- Data to process
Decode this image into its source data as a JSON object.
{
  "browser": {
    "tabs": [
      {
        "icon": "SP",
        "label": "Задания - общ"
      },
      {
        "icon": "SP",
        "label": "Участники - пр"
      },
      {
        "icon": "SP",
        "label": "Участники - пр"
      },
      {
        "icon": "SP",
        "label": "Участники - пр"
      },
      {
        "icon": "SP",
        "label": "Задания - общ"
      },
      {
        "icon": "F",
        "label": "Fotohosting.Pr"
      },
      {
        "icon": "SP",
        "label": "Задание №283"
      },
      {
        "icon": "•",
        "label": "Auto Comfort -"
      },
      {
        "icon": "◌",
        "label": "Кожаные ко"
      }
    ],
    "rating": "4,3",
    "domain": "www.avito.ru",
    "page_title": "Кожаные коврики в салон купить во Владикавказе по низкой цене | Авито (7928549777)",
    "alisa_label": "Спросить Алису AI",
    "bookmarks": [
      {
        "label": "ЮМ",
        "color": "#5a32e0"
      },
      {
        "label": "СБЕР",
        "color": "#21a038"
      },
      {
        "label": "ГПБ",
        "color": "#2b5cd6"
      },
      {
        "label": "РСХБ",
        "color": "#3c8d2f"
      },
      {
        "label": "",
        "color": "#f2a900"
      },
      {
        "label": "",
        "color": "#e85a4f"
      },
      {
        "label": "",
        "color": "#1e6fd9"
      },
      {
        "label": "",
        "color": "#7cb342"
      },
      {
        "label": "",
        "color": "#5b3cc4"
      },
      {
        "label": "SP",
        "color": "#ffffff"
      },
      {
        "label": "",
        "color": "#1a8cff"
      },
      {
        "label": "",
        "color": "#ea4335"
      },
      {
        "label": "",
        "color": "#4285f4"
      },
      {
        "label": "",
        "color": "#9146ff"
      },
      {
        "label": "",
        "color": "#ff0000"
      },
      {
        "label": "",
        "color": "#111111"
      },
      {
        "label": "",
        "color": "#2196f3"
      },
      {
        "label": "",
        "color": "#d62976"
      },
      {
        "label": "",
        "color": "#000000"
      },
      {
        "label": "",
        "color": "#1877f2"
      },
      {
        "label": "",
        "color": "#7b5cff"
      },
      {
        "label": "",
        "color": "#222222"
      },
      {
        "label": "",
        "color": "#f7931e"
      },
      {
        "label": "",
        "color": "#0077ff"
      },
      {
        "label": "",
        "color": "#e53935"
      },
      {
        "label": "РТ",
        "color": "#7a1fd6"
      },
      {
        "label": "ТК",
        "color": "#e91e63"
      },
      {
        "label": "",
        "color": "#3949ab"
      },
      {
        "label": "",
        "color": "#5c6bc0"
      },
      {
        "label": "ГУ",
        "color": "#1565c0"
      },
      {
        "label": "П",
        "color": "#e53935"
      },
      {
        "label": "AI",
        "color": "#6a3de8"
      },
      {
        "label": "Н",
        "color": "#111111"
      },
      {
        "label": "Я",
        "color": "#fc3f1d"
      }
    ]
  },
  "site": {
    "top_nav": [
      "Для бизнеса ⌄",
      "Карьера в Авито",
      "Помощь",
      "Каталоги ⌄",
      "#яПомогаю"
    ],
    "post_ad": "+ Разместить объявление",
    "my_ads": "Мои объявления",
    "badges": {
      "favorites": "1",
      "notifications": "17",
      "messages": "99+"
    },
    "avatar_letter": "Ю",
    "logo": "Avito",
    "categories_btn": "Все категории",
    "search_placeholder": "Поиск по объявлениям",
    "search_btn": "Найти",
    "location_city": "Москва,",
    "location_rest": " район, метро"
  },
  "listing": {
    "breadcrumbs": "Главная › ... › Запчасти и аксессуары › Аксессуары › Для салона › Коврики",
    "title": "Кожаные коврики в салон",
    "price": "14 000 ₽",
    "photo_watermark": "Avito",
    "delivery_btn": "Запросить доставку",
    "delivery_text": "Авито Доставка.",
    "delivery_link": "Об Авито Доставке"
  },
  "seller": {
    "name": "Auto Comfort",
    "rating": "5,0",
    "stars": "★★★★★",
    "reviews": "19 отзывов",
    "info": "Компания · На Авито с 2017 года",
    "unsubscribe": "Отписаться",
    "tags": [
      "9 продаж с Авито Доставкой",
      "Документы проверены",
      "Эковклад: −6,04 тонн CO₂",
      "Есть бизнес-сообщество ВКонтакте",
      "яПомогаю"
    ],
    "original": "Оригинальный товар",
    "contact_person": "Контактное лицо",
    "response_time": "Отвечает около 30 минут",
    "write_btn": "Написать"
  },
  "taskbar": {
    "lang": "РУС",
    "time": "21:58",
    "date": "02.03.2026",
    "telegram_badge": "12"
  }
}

- Goal
Copy every line above in which the string "Comfort" shows up.

- Response to this exercise
        "label": "Auto Comfort -"
    "name": "Auto Comfort",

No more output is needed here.